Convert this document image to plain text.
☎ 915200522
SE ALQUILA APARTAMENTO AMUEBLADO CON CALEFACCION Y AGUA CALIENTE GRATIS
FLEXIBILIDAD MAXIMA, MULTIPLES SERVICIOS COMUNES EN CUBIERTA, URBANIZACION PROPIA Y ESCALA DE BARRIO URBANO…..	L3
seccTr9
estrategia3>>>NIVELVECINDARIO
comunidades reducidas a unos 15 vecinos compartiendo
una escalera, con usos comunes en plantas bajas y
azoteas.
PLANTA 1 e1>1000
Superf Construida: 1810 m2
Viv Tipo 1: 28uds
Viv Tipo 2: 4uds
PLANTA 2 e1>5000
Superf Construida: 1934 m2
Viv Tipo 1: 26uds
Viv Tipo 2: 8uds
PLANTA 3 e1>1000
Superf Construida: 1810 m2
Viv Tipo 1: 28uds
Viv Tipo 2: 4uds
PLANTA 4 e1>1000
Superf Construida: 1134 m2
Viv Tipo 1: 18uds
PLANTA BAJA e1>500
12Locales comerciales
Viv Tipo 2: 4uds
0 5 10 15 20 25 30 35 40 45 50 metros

# Given problem:
Retype all the material above precisely, with no line left out.

# Result for this task:
Convert this document image to plain text.
☎ 915200522
SE ALQUILA APARTAMENTO AMUEBLADO CON CALEFACCION Y AGUA CALIENTE GRATIS
FLEXIBILIDAD MAXIMA, MULTIPLES SERVICIOS COMUNES EN CUBIERTA, URBANIZACION PROPIA Y ESCALA DE BARRIO URBANO…..	L3
seccTr9
estrategia3>>>NIVELVECINDARIO
comunidades reducidas a unos 15 vecinos compartiendo
una escalera, con usos comunes en plantas bajas y
azoteas.
PLANTA 1 e1>1000
Superf Construida: 1810 m2
Viv Tipo 1: 28uds
Viv Tipo 2: 4uds
PLANTA 2 e1>5000
Superf Construida: 1934 m2
Viv Tipo 1: 26uds
Viv Tipo 2: 8uds
PLANTA 3 e1>1000
Superf Construida: 1810 m2
Viv Tipo 1: 28uds
Viv Tipo 2: 4uds
PLANTA 4 e1>1000
Superf Construida: 1134 m2
Viv Tipo 1: 18uds
PLANTA BAJA e1>500
12Locales comerciales
Viv Tipo 2: 4uds
0 5 10 15 20 25 30 35 40 45 50 metros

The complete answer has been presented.